**Task instructions**
Go through the material below and report how many lines contain "background". Give only the number.

** start **

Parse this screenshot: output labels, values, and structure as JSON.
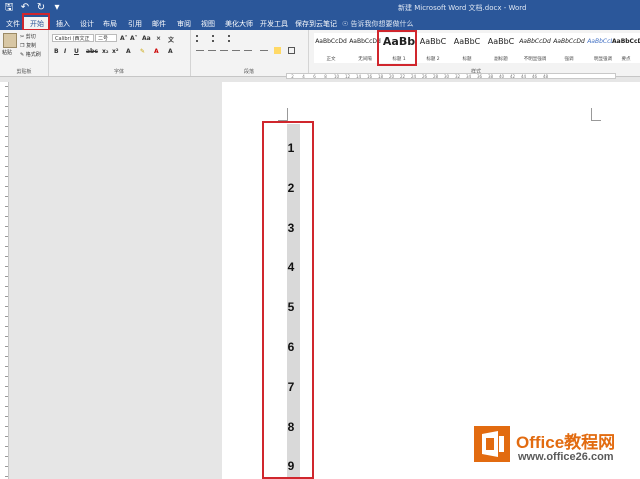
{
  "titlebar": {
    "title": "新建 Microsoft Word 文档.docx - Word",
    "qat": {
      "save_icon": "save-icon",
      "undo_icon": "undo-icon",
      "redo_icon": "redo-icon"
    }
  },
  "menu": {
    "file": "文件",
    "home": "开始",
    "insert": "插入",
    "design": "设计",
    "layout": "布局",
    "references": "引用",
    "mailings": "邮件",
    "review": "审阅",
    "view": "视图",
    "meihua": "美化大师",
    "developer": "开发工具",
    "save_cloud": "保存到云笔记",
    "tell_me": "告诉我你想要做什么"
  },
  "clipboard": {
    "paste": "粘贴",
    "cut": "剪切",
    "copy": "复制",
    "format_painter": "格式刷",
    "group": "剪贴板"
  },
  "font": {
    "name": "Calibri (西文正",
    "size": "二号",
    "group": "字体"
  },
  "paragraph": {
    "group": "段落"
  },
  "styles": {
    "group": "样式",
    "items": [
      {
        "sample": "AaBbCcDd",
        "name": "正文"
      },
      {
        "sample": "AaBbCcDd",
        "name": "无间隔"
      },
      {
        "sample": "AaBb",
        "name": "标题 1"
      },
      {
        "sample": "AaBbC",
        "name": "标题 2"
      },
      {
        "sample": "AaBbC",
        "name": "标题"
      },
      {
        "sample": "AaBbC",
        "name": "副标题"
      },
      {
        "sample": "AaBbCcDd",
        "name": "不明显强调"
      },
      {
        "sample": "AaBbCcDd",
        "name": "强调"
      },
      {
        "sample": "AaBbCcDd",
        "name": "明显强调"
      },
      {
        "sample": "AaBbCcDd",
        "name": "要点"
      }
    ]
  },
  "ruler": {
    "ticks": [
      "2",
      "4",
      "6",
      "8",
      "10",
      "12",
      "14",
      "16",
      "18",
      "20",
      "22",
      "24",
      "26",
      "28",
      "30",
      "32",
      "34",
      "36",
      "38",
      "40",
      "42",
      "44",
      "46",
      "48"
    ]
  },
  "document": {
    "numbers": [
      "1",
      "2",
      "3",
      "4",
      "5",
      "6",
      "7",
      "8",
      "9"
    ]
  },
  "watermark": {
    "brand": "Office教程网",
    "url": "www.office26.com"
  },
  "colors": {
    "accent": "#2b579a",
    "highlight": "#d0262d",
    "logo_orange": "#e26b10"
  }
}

** end **
** start **

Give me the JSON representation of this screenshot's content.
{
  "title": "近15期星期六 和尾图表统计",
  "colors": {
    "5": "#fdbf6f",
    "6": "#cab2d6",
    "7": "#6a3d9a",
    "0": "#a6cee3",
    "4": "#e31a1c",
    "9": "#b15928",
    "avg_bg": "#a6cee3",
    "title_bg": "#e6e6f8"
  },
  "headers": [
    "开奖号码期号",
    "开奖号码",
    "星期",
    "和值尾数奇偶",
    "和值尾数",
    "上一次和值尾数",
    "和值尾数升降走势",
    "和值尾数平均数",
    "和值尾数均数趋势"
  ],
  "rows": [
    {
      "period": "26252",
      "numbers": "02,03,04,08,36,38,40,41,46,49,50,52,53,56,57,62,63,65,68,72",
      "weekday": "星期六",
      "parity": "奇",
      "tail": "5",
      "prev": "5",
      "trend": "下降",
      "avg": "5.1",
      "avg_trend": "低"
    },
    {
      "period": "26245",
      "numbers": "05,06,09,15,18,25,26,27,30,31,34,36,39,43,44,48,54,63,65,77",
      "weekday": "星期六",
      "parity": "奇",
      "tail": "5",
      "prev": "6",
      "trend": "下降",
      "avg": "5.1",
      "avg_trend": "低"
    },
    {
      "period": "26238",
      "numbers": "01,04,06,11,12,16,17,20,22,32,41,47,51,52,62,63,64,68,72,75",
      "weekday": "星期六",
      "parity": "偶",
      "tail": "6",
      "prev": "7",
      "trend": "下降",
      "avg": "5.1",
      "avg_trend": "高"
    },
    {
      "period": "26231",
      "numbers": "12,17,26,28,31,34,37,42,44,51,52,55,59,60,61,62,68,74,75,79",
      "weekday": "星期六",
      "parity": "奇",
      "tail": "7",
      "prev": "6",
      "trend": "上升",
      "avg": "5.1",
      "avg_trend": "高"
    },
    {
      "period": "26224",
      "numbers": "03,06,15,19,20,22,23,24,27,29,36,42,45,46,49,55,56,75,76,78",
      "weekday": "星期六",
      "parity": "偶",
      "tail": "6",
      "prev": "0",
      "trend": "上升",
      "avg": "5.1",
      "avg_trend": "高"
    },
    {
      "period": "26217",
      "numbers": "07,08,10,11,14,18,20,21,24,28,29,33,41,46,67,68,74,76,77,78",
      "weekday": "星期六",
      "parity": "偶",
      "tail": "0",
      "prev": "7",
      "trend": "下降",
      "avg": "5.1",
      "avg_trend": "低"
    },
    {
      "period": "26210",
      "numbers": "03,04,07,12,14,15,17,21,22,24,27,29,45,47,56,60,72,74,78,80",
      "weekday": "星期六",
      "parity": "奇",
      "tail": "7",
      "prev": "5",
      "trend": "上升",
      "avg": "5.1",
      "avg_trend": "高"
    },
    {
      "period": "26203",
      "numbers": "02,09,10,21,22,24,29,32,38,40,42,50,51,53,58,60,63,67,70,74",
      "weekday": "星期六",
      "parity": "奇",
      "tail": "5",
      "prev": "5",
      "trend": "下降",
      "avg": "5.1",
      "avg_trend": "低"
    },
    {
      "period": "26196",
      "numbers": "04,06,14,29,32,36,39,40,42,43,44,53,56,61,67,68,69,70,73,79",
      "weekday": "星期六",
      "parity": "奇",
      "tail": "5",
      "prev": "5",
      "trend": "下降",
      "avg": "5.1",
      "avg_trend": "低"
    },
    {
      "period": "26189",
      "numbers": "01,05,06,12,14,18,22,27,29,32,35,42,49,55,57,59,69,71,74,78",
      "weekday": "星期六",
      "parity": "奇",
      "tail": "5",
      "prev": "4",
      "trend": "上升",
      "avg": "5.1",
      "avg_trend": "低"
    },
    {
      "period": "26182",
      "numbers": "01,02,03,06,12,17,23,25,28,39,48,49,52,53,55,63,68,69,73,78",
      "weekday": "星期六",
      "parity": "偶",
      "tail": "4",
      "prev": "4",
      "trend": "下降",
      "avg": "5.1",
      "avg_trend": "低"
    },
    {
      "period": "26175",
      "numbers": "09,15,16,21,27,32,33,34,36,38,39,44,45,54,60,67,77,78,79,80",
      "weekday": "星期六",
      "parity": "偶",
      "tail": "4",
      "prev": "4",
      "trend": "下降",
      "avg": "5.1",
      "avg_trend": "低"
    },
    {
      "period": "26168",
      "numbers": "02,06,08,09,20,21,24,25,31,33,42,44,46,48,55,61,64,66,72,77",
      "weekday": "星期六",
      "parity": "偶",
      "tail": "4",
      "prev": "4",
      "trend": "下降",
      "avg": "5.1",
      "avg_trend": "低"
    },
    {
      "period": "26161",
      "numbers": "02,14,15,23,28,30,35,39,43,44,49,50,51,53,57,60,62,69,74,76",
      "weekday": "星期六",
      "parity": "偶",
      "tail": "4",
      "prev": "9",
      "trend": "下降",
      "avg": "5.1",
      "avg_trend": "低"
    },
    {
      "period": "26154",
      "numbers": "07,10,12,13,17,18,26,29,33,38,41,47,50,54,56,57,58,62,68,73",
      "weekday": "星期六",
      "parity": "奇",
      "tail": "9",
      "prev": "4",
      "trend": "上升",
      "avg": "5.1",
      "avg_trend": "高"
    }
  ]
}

** end **
** start **

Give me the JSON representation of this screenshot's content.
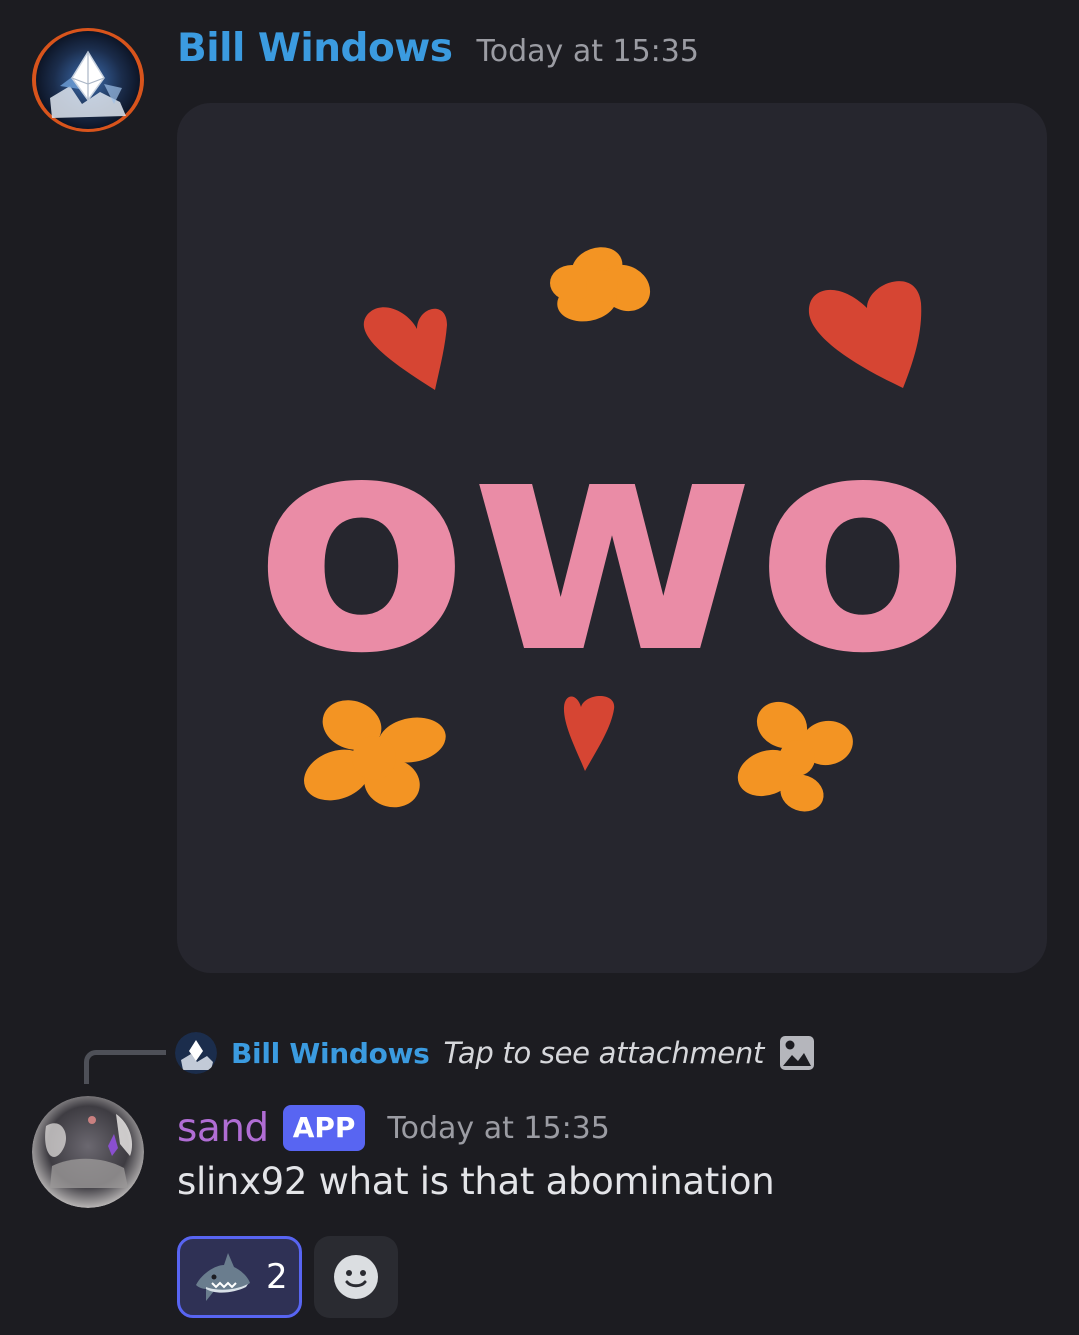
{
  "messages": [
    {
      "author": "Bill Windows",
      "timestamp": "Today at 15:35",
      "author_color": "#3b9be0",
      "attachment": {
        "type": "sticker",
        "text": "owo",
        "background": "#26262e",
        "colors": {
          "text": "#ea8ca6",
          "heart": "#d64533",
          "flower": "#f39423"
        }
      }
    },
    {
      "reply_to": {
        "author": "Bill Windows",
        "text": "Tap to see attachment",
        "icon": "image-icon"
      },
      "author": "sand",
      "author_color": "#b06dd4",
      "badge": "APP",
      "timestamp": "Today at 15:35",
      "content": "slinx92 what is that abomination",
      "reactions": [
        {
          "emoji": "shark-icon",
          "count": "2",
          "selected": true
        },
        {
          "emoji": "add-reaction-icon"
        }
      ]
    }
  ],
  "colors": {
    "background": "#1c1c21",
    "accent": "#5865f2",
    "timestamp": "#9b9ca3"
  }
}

** end **

**Completed exercise**
2